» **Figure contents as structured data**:

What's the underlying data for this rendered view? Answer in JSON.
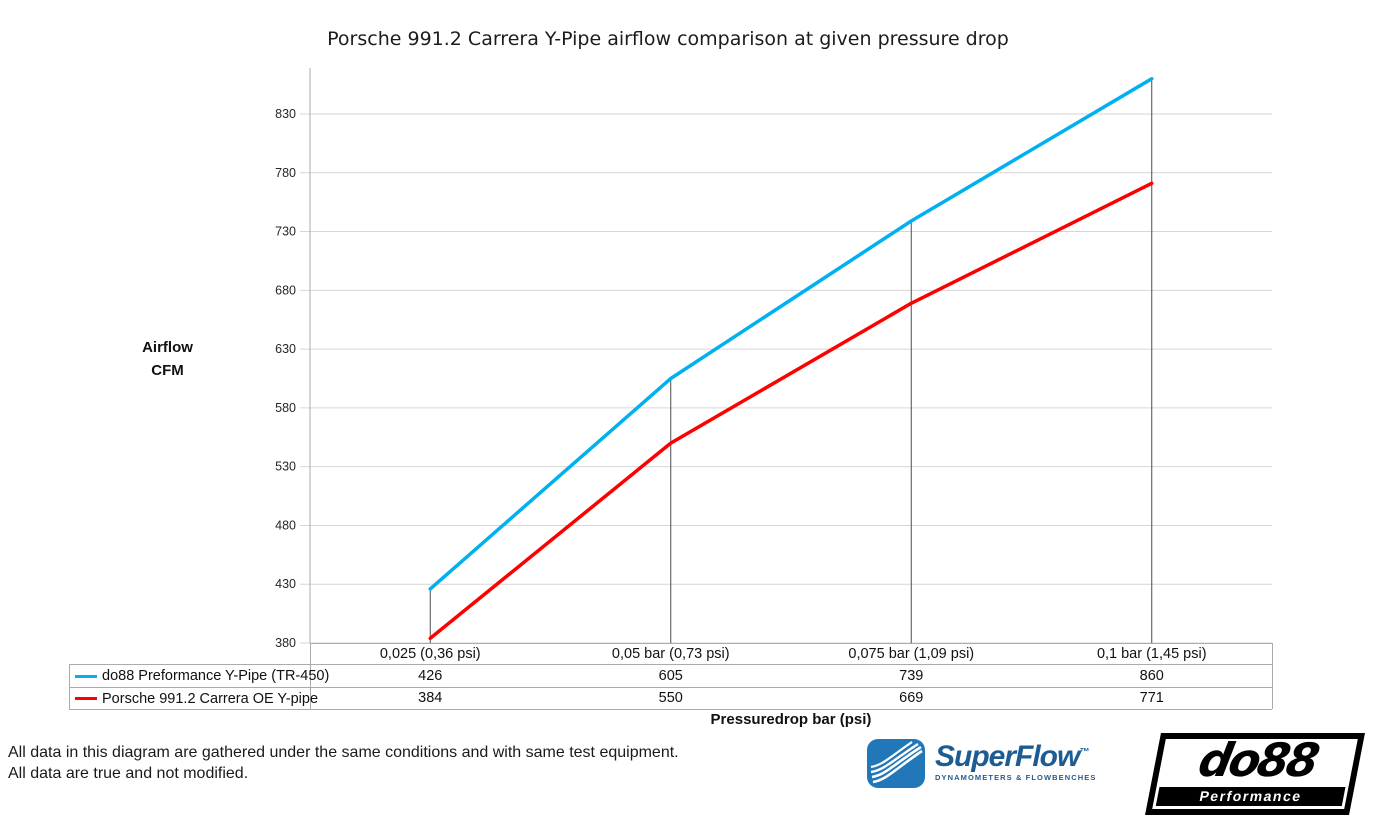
{
  "title": "Porsche 991.2 Carrera Y-Pipe airflow comparison at given pressure drop",
  "y_axis_title": {
    "line1": "Airflow",
    "line2": "CFM"
  },
  "x_axis_title": "Pressuredrop bar (psi)",
  "chart_data": {
    "type": "line",
    "title": "Porsche 991.2 Carrera Y-Pipe airflow comparison at given pressure drop",
    "xlabel": "Pressuredrop bar (psi)",
    "ylabel": "Airflow CFM",
    "categories": [
      "0,025 (0,36 psi)",
      "0,05 bar (0,73 psi)",
      "0,075 bar (1,09 psi)",
      "0,1 bar (1,45 psi)"
    ],
    "series": [
      {
        "name": "do88 Preformance Y-Pipe (TR-450)",
        "color": "#00b0f0",
        "values": [
          426,
          605,
          739,
          860
        ]
      },
      {
        "name": "Porsche 991.2 Carrera OE Y-pipe",
        "color": "#fe0000",
        "values": [
          384,
          550,
          669,
          771
        ]
      }
    ],
    "yticks": [
      380,
      430,
      480,
      530,
      580,
      630,
      680,
      730,
      780,
      830
    ],
    "ylim": [
      380,
      870
    ],
    "grid": true,
    "legend_position": "data-table-left",
    "droplines": true
  },
  "footnote": {
    "line1": "All data in this diagram are gathered under the same conditions and with same test equipment.",
    "line2": "All data are true and not modified."
  },
  "logos": {
    "superflow": {
      "name": "SuperFlow",
      "trademark": "™",
      "tagline": "DYNAMOMETERS & FLOWBENCHES",
      "color": "#1d5c93"
    },
    "do88": {
      "name": "do88",
      "tagline": "Performance",
      "color": "#000000"
    }
  }
}
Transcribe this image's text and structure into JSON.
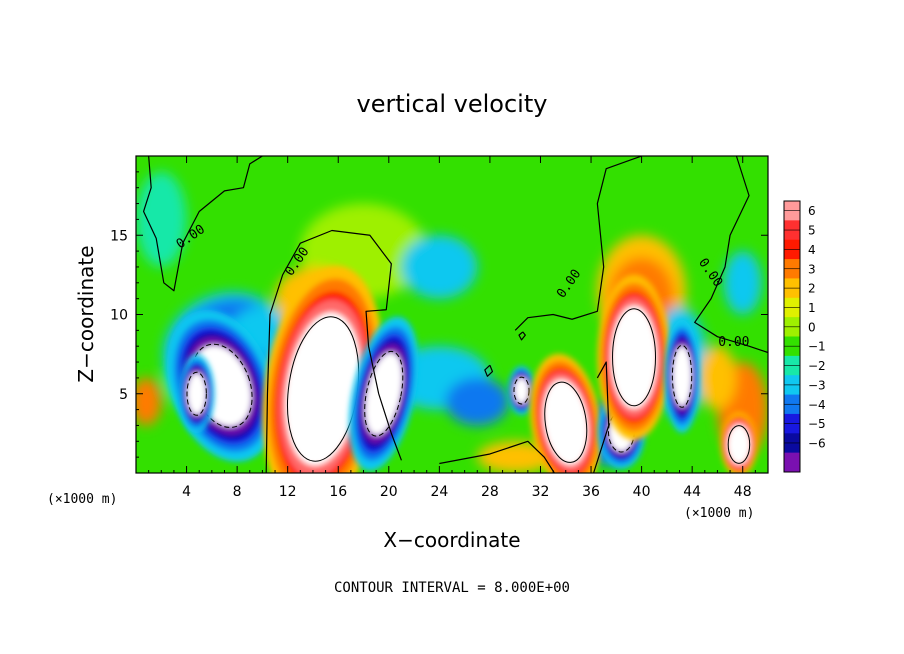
{
  "chart_data": {
    "type": "heatmap",
    "title": "vertical velocity",
    "xlabel": "X−coordinate",
    "ylabel": "Z−coordinate",
    "x_unit_label": "(×1000 m)",
    "y_unit_label": "(×1000 m)",
    "xlim": [
      0,
      50
    ],
    "ylim": [
      0,
      20
    ],
    "x_ticks": [
      "4",
      "8",
      "12",
      "16",
      "20",
      "24",
      "28",
      "32",
      "36",
      "40",
      "44",
      "48"
    ],
    "y_ticks": [
      "5",
      "10",
      "15"
    ],
    "contour_interval_text": "CONTOUR INTERVAL = 8.000E+00",
    "contour_labels": [
      "0.00",
      "0.00",
      "0.00",
      "0.00",
      "0.00"
    ],
    "colorbar": {
      "labels": [
        "6",
        "5",
        "4",
        "3",
        "2",
        "1",
        "0",
        "−1",
        "−2",
        "−3",
        "−4",
        "−5",
        "−6"
      ],
      "colors": [
        "#ff9a9a",
        "#ff3030",
        "#ff1a00",
        "#ff7a00",
        "#ffc000",
        "#e0f000",
        "#9ef000",
        "#33e000",
        "#18e8a8",
        "#10c8f0",
        "#1078f0",
        "#1818e0",
        "#0a0aa0",
        "#7a10b0"
      ]
    },
    "features": [
      {
        "sign": "down",
        "x": 6.8,
        "z": 5.5,
        "dx": 2.6,
        "dz": 3.2,
        "rot": -20
      },
      {
        "sign": "down",
        "x": 4.8,
        "z": 5.0,
        "dx": 0.9,
        "dz": 1.6,
        "rot": 0
      },
      {
        "sign": "up",
        "x": 14.8,
        "z": 5.3,
        "dx": 3.2,
        "dz": 5.4,
        "rot": 8
      },
      {
        "sign": "down",
        "x": 19.6,
        "z": 5.0,
        "dx": 1.6,
        "dz": 3.2,
        "rot": 12
      },
      {
        "sign": "down",
        "x": 30.5,
        "z": 5.2,
        "dx": 0.7,
        "dz": 1.0,
        "rot": 0
      },
      {
        "sign": "up",
        "x": 34.0,
        "z": 3.2,
        "dx": 1.9,
        "dz": 3.0,
        "rot": -8
      },
      {
        "sign": "down",
        "x": 38.4,
        "z": 2.6,
        "dx": 1.2,
        "dz": 1.5,
        "rot": 0
      },
      {
        "sign": "up",
        "x": 39.4,
        "z": 7.3,
        "dx": 2.0,
        "dz": 3.6,
        "rot": 0
      },
      {
        "sign": "down",
        "x": 43.2,
        "z": 6.1,
        "dx": 0.9,
        "dz": 2.3,
        "rot": 0
      },
      {
        "sign": "up",
        "x": 47.7,
        "z": 1.8,
        "dx": 1.0,
        "dz": 1.4,
        "rot": 0
      }
    ]
  }
}
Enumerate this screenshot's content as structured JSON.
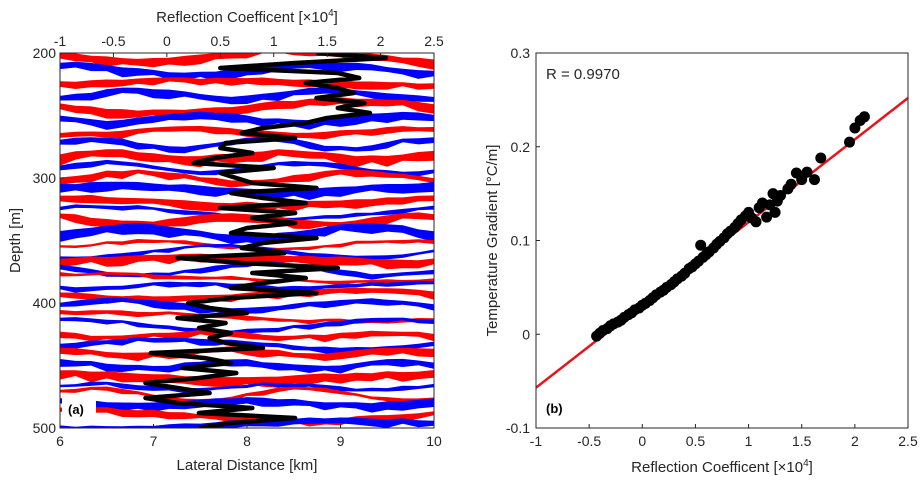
{
  "chart_data": [
    {
      "panel_label": "(a)",
      "type": "line",
      "description_kind": "seismic section (red/white/blue wiggle image) overlaid with a black reflection-coefficient trace",
      "xlabel": "Lateral Distance [km]",
      "xlim": [
        6,
        10
      ],
      "xticks": [
        "6",
        "7",
        "8",
        "9",
        "10"
      ],
      "top_xlabel_main": "Reflection Coefficent [",
      "top_xlabel_times": "×",
      "top_xlabel_base": "10",
      "top_xlabel_exp": "4",
      "top_xlabel_close": "]",
      "top_xlim": [
        -1,
        2.5
      ],
      "top_xticks": [
        "-1",
        "-0.5",
        "0",
        "0.5",
        "1",
        "1.5",
        "2",
        "2.5"
      ],
      "ylabel": "Depth [m]",
      "ylim": [
        200,
        500
      ],
      "y_reversed": true,
      "yticks": [
        "200",
        "300",
        "400",
        "500"
      ],
      "image_colors": [
        "#ff0000",
        "#ffffff",
        "#0000ff"
      ],
      "trace_color": "#000000",
      "trace": {
        "depth": [
          200,
          204,
          208,
          212,
          216,
          220,
          224,
          228,
          232,
          236,
          240,
          244,
          248,
          252,
          256,
          260,
          264,
          268,
          272,
          276,
          280,
          284,
          288,
          292,
          296,
          300,
          304,
          308,
          312,
          316,
          320,
          324,
          328,
          332,
          336,
          340,
          344,
          348,
          352,
          356,
          360,
          364,
          368,
          372,
          376,
          380,
          384,
          388,
          392,
          396,
          400,
          404,
          408,
          412,
          416,
          420,
          424,
          428,
          432,
          436,
          440,
          444,
          448,
          452,
          456,
          460,
          464,
          468,
          472,
          476,
          480,
          484,
          488,
          492,
          496,
          500
        ],
        "x": [
          1.4,
          2.05,
          1.2,
          0.5,
          1.6,
          1.8,
          1.3,
          1.6,
          1.75,
          1.4,
          1.85,
          1.6,
          1.9,
          1.5,
          1.3,
          0.9,
          0.7,
          1.2,
          0.55,
          0.5,
          0.8,
          0.45,
          0.25,
          1.0,
          0.5,
          0.65,
          0.8,
          1.4,
          0.6,
          0.9,
          1.3,
          0.5,
          1.2,
          0.8,
          1.2,
          0.75,
          0.6,
          1.4,
          0.9,
          0.7,
          1.1,
          0.1,
          0.7,
          1.6,
          0.8,
          1.3,
          0.9,
          0.6,
          1.4,
          0.6,
          0.2,
          0.4,
          0.75,
          0.1,
          0.55,
          0.3,
          0.6,
          0.4,
          0.55,
          0.9,
          -0.15,
          0.35,
          0.6,
          0.15,
          0.65,
          0.3,
          -0.2,
          0.1,
          0.4,
          -0.2,
          0.1,
          0.8,
          0.3,
          1.2,
          0.6,
          0.3
        ]
      }
    },
    {
      "panel_label": "(b)",
      "type": "scatter",
      "xlabel_main": "Reflection Coefficent [",
      "xlabel_times": "×",
      "xlabel_base": "10",
      "xlabel_exp": "4",
      "xlabel_close": "]",
      "xlim": [
        -1,
        2.5
      ],
      "xticks": [
        "-1",
        "-0.5",
        "0",
        "0.5",
        "1",
        "1.5",
        "2",
        "2.5"
      ],
      "ylabel": "Temperature Gradient [°C/m]",
      "ylim": [
        -0.1,
        0.3
      ],
      "yticks": [
        "-0.1",
        "0",
        "0.1",
        "0.2",
        "0.3"
      ],
      "annotation": "R = 0.9970",
      "marker_color": "#000000",
      "fit_line_color": "#e8141c",
      "fit_line": {
        "x": [
          -1,
          2.5
        ],
        "y": [
          -0.057,
          0.252
        ]
      },
      "points": {
        "x": [
          -0.43,
          -0.4,
          -0.37,
          -0.33,
          -0.3,
          -0.27,
          -0.23,
          -0.2,
          -0.17,
          -0.13,
          -0.1,
          -0.07,
          -0.03,
          0.0,
          0.03,
          0.07,
          0.1,
          0.13,
          0.17,
          0.2,
          0.23,
          0.27,
          0.3,
          0.33,
          0.37,
          0.4,
          0.44,
          0.47,
          0.5,
          0.53,
          0.57,
          0.6,
          0.63,
          0.67,
          0.7,
          0.73,
          0.77,
          0.8,
          0.83,
          0.87,
          0.9,
          0.93,
          0.97,
          1.0,
          1.03,
          1.07,
          1.1,
          1.13,
          1.17,
          1.2,
          1.23,
          1.27,
          1.3,
          1.37,
          1.4,
          1.45,
          1.5,
          1.55,
          1.62,
          1.68,
          1.95,
          2.0,
          2.05,
          2.09,
          0.55,
          1.25
        ],
        "y": [
          -0.002,
          0.001,
          0.004,
          0.006,
          0.009,
          0.011,
          0.013,
          0.015,
          0.018,
          0.021,
          0.023,
          0.026,
          0.028,
          0.031,
          0.033,
          0.036,
          0.039,
          0.042,
          0.045,
          0.047,
          0.05,
          0.053,
          0.056,
          0.059,
          0.062,
          0.065,
          0.07,
          0.072,
          0.075,
          0.078,
          0.082,
          0.085,
          0.088,
          0.092,
          0.096,
          0.099,
          0.103,
          0.107,
          0.11,
          0.114,
          0.118,
          0.122,
          0.126,
          0.13,
          0.124,
          0.12,
          0.135,
          0.14,
          0.125,
          0.138,
          0.15,
          0.142,
          0.148,
          0.155,
          0.16,
          0.172,
          0.165,
          0.173,
          0.165,
          0.188,
          0.205,
          0.22,
          0.228,
          0.232,
          0.095,
          0.13
        ]
      }
    }
  ]
}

» **The problem**: Read the data above. Pull out each line in which the string "Pressuredrop" appears.

» **Solved exercise**:
  "x_axis_title": "Pressuredrop bar (psi)",
    "xlabel": "Pressuredrop bar (psi)",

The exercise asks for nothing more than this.